Exercise requirements: Check each line of the listing below for the string "Fullstack", and copy the ones that have it.

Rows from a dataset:
◇ ◇ ◇ ◇

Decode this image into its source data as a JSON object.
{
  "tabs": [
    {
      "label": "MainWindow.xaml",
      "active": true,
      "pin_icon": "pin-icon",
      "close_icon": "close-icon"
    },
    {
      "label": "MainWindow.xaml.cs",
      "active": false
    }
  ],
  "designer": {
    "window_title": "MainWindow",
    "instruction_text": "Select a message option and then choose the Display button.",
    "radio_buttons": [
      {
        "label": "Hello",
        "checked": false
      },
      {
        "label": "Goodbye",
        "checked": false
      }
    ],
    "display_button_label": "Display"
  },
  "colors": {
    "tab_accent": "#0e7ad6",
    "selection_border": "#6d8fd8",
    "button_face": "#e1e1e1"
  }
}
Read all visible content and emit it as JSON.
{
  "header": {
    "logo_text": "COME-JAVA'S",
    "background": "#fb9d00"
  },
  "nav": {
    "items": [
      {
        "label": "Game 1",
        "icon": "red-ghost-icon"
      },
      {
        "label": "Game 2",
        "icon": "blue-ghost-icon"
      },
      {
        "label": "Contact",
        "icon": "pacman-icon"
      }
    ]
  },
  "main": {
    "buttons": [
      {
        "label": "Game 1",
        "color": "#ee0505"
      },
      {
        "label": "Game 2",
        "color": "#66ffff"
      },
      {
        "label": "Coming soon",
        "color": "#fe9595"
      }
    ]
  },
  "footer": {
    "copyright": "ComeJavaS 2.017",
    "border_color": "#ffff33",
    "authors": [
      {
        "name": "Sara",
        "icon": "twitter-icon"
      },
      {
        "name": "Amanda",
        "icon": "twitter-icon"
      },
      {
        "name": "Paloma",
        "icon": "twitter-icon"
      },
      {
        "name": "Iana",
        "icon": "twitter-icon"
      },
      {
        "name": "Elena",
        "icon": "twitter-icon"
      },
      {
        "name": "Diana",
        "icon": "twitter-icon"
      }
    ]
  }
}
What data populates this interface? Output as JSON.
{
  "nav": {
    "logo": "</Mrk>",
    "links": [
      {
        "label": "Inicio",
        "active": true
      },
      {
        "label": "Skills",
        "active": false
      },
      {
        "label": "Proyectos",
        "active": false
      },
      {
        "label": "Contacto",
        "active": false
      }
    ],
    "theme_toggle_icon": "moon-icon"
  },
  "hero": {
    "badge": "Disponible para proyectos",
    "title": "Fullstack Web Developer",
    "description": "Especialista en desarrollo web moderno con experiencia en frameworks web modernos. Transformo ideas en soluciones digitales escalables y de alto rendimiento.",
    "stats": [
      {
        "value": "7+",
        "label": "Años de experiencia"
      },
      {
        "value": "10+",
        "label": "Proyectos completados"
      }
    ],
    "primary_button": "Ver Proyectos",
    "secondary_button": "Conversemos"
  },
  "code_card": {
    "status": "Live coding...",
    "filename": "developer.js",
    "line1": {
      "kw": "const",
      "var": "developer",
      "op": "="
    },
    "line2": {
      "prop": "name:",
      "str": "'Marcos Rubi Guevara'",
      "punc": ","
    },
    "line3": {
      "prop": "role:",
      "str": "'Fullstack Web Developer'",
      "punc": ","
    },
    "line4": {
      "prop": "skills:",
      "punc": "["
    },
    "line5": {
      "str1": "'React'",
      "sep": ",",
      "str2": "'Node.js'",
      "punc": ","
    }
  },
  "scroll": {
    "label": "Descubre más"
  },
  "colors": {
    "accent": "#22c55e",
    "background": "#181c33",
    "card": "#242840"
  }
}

◇ ◇ ◇ ◇

Response for this exercise:
    "title": "Fullstack Web Developer",
      "str": "'Fullstack Web Developer'",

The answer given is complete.